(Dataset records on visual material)
::::::
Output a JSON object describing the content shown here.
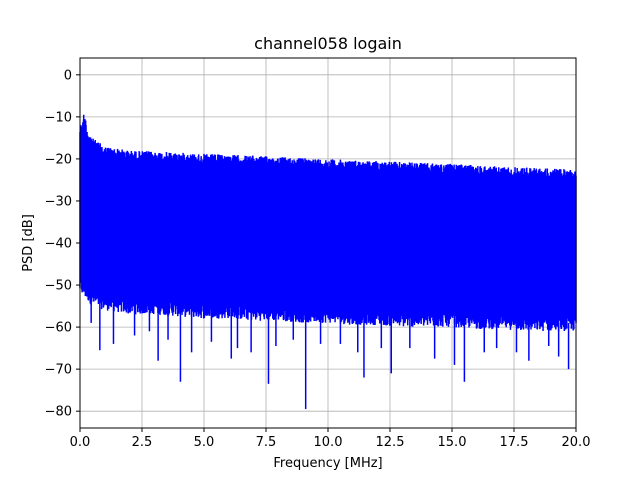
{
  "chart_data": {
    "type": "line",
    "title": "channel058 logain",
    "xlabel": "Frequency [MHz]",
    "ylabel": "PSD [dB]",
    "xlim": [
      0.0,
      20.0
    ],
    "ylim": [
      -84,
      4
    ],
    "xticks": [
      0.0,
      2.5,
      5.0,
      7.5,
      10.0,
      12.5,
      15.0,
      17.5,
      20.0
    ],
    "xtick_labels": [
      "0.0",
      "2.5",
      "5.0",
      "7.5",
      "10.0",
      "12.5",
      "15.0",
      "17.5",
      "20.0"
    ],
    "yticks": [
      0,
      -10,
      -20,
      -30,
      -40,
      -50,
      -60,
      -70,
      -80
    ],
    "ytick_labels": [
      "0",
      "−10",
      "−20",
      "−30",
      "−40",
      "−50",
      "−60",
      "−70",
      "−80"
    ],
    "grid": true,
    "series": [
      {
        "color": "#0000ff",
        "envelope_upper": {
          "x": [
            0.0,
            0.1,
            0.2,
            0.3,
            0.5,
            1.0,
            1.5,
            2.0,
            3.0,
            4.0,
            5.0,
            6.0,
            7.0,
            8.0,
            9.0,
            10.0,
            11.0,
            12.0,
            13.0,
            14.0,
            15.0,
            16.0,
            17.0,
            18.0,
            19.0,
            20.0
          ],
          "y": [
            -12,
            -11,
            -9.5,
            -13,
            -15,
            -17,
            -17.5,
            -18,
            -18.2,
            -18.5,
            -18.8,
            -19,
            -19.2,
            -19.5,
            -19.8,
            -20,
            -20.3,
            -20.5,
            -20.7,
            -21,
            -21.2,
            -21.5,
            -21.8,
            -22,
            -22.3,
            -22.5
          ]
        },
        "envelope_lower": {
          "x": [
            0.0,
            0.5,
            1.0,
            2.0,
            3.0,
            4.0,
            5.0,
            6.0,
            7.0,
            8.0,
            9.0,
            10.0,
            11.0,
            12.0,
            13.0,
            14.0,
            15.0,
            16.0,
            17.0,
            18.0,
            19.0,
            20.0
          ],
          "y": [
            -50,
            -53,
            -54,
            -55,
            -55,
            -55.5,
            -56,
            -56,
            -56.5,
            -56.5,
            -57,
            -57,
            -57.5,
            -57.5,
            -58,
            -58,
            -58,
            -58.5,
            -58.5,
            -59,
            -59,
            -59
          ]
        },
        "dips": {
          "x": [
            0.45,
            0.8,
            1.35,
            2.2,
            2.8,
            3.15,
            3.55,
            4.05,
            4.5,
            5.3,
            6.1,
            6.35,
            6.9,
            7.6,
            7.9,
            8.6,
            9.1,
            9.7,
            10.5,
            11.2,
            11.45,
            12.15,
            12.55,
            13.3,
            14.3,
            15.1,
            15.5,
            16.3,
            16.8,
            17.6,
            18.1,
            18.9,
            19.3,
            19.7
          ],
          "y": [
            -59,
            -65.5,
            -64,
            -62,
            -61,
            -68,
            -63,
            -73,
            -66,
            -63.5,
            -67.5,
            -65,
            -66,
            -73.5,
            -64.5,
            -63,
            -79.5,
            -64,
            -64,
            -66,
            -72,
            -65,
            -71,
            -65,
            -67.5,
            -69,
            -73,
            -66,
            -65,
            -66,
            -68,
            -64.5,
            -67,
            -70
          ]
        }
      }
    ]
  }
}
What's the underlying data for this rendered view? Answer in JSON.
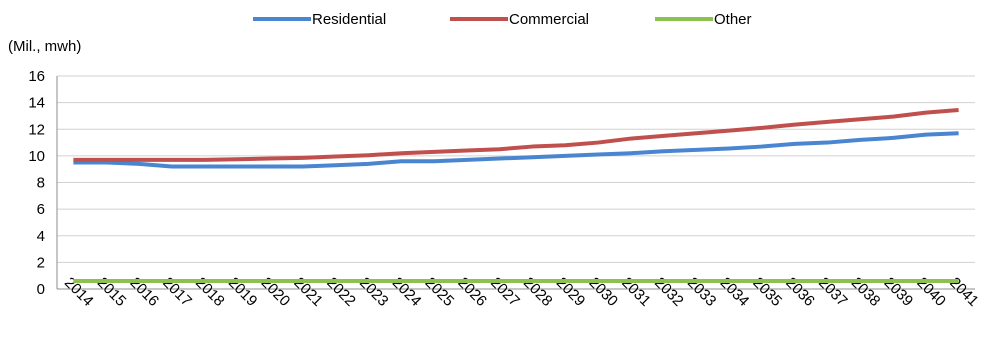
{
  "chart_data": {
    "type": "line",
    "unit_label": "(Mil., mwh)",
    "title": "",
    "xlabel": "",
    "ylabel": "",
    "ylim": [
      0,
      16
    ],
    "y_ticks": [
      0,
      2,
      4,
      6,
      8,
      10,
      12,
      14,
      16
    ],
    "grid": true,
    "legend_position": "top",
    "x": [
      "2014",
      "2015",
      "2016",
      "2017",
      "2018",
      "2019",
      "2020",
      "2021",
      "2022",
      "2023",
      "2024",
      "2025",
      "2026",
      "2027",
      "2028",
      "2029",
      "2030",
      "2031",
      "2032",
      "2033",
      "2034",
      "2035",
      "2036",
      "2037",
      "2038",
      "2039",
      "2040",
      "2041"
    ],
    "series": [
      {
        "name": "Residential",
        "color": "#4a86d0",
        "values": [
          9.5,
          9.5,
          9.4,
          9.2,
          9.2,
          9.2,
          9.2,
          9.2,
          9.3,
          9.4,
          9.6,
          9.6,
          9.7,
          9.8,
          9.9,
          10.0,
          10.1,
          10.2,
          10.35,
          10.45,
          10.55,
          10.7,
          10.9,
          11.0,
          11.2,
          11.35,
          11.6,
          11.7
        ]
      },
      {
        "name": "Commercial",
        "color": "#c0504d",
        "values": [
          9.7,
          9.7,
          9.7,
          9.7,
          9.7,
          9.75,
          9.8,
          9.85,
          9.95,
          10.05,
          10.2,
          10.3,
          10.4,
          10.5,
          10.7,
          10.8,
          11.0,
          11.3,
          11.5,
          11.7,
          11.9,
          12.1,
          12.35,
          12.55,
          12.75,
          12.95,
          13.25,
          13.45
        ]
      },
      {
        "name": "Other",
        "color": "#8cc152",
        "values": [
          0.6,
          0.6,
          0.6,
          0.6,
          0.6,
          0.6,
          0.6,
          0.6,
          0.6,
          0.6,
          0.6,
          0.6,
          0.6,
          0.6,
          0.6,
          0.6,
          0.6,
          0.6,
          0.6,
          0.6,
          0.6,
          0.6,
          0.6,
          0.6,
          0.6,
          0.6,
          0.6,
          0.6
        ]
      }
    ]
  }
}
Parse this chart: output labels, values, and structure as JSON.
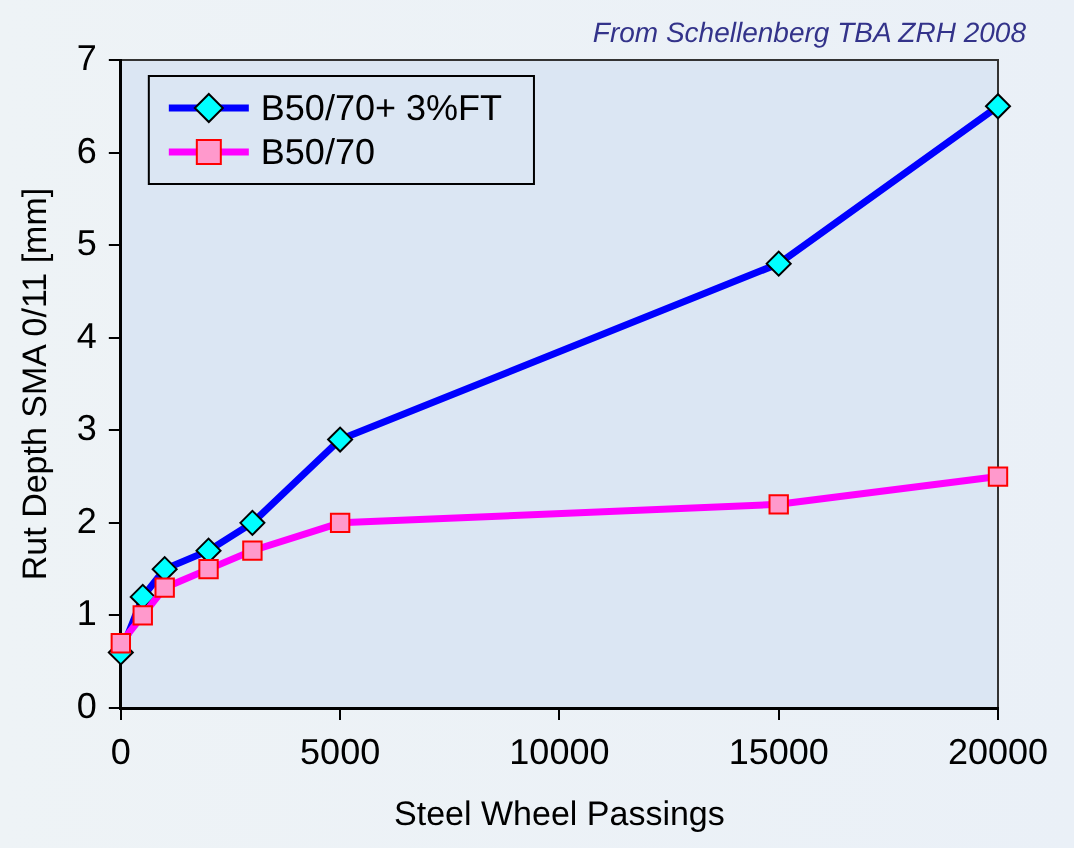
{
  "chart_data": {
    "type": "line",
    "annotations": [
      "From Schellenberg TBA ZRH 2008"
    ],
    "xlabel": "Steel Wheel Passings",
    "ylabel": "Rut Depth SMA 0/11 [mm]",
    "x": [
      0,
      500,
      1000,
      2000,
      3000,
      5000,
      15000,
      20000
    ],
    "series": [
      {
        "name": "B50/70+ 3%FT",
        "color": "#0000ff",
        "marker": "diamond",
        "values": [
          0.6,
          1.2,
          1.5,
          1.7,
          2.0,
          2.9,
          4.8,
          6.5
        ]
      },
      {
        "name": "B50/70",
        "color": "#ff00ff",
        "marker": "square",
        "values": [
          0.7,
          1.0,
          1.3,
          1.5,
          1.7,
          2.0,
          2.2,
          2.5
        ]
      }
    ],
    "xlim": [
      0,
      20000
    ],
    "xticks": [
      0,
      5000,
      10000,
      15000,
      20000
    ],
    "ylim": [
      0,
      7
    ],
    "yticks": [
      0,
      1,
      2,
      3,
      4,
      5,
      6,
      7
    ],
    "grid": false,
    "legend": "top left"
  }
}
::::::
• DIRECTION
Each entry above should be reproduced exactly, with the pictures removed.

• EXERCISE SOLUTION
Output a JSON object describing the content shown here.
{
  "chart_data": {
    "type": "line",
    "title": "channel058 logain",
    "xlabel": "Frequency [MHz]",
    "ylabel": "PSD [dB]",
    "xlim": [
      0.0,
      20.0
    ],
    "ylim": [
      -84,
      4
    ],
    "xticks": [
      0.0,
      2.5,
      5.0,
      7.5,
      10.0,
      12.5,
      15.0,
      17.5,
      20.0
    ],
    "xtick_labels": [
      "0.0",
      "2.5",
      "5.0",
      "7.5",
      "10.0",
      "12.5",
      "15.0",
      "17.5",
      "20.0"
    ],
    "yticks": [
      0,
      -10,
      -20,
      -30,
      -40,
      -50,
      -60,
      -70,
      -80
    ],
    "ytick_labels": [
      "0",
      "−10",
      "−20",
      "−30",
      "−40",
      "−50",
      "−60",
      "−70",
      "−80"
    ],
    "grid": true,
    "series": [
      {
        "color": "#0000ff",
        "envelope_upper": {
          "x": [
            0.0,
            0.1,
            0.2,
            0.3,
            0.5,
            1.0,
            1.5,
            2.0,
            3.0,
            4.0,
            5.0,
            6.0,
            7.0,
            8.0,
            9.0,
            10.0,
            11.0,
            12.0,
            13.0,
            14.0,
            15.0,
            16.0,
            17.0,
            18.0,
            19.0,
            20.0
          ],
          "y": [
            -12,
            -11,
            -9.5,
            -13,
            -15,
            -17,
            -17.5,
            -18,
            -18.2,
            -18.5,
            -18.8,
            -19,
            -19.2,
            -19.5,
            -19.8,
            -20,
            -20.3,
            -20.5,
            -20.7,
            -21,
            -21.2,
            -21.5,
            -21.8,
            -22,
            -22.3,
            -22.5
          ]
        },
        "envelope_lower": {
          "x": [
            0.0,
            0.5,
            1.0,
            2.0,
            3.0,
            4.0,
            5.0,
            6.0,
            7.0,
            8.0,
            9.0,
            10.0,
            11.0,
            12.0,
            13.0,
            14.0,
            15.0,
            16.0,
            17.0,
            18.0,
            19.0,
            20.0
          ],
          "y": [
            -50,
            -53,
            -54,
            -55,
            -55,
            -55.5,
            -56,
            -56,
            -56.5,
            -56.5,
            -57,
            -57,
            -57.5,
            -57.5,
            -58,
            -58,
            -58,
            -58.5,
            -58.5,
            -59,
            -59,
            -59
          ]
        },
        "dips": {
          "x": [
            0.45,
            0.8,
            1.35,
            2.2,
            2.8,
            3.15,
            3.55,
            4.05,
            4.5,
            5.3,
            6.1,
            6.35,
            6.9,
            7.6,
            7.9,
            8.6,
            9.1,
            9.7,
            10.5,
            11.2,
            11.45,
            12.15,
            12.55,
            13.3,
            14.3,
            15.1,
            15.5,
            16.3,
            16.8,
            17.6,
            18.1,
            18.9,
            19.3,
            19.7
          ],
          "y": [
            -59,
            -65.5,
            -64,
            -62,
            -61,
            -68,
            -63,
            -73,
            -66,
            -63.5,
            -67.5,
            -65,
            -66,
            -73.5,
            -64.5,
            -63,
            -79.5,
            -64,
            -64,
            -66,
            -72,
            -65,
            -71,
            -65,
            -67.5,
            -69,
            -73,
            -66,
            -65,
            -66,
            -68,
            -64.5,
            -67,
            -70
          ]
        }
      }
    ]
  }
}
What's the underlying data for this rendered view? Answer in JSON.
{
  "chart_data": {
    "type": "line",
    "unit_label": "(Mil., mwh)",
    "title": "",
    "xlabel": "",
    "ylabel": "",
    "ylim": [
      0,
      16
    ],
    "y_ticks": [
      0,
      2,
      4,
      6,
      8,
      10,
      12,
      14,
      16
    ],
    "grid": true,
    "legend_position": "top",
    "x": [
      "2014",
      "2015",
      "2016",
      "2017",
      "2018",
      "2019",
      "2020",
      "2021",
      "2022",
      "2023",
      "2024",
      "2025",
      "2026",
      "2027",
      "2028",
      "2029",
      "2030",
      "2031",
      "2032",
      "2033",
      "2034",
      "2035",
      "2036",
      "2037",
      "2038",
      "2039",
      "2040",
      "2041"
    ],
    "series": [
      {
        "name": "Residential",
        "color": "#4a86d0",
        "values": [
          9.5,
          9.5,
          9.4,
          9.2,
          9.2,
          9.2,
          9.2,
          9.2,
          9.3,
          9.4,
          9.6,
          9.6,
          9.7,
          9.8,
          9.9,
          10.0,
          10.1,
          10.2,
          10.35,
          10.45,
          10.55,
          10.7,
          10.9,
          11.0,
          11.2,
          11.35,
          11.6,
          11.7
        ]
      },
      {
        "name": "Commercial",
        "color": "#c0504d",
        "values": [
          9.7,
          9.7,
          9.7,
          9.7,
          9.7,
          9.75,
          9.8,
          9.85,
          9.95,
          10.05,
          10.2,
          10.3,
          10.4,
          10.5,
          10.7,
          10.8,
          11.0,
          11.3,
          11.5,
          11.7,
          11.9,
          12.1,
          12.35,
          12.55,
          12.75,
          12.95,
          13.25,
          13.45
        ]
      },
      {
        "name": "Other",
        "color": "#8cc152",
        "values": [
          0.6,
          0.6,
          0.6,
          0.6,
          0.6,
          0.6,
          0.6,
          0.6,
          0.6,
          0.6,
          0.6,
          0.6,
          0.6,
          0.6,
          0.6,
          0.6,
          0.6,
          0.6,
          0.6,
          0.6,
          0.6,
          0.6,
          0.6,
          0.6,
          0.6,
          0.6,
          0.6,
          0.6
        ]
      }
    ]
  }
}
Parse this chart: output labels, values, and structure as JSON.
{
  "chart_data": {
    "type": "line",
    "annotations": [
      "From Schellenberg TBA ZRH 2008"
    ],
    "xlabel": "Steel Wheel Passings",
    "ylabel": "Rut Depth SMA 0/11 [mm]",
    "x": [
      0,
      500,
      1000,
      2000,
      3000,
      5000,
      15000,
      20000
    ],
    "series": [
      {
        "name": "B50/70+ 3%FT",
        "color": "#0000ff",
        "marker": "diamond",
        "values": [
          0.6,
          1.2,
          1.5,
          1.7,
          2.0,
          2.9,
          4.8,
          6.5
        ]
      },
      {
        "name": "B50/70",
        "color": "#ff00ff",
        "marker": "square",
        "values": [
          0.7,
          1.0,
          1.3,
          1.5,
          1.7,
          2.0,
          2.2,
          2.5
        ]
      }
    ],
    "xlim": [
      0,
      20000
    ],
    "xticks": [
      0,
      5000,
      10000,
      15000,
      20000
    ],
    "ylim": [
      0,
      7
    ],
    "yticks": [
      0,
      1,
      2,
      3,
      4,
      5,
      6,
      7
    ],
    "grid": false,
    "legend": "top left"
  }
}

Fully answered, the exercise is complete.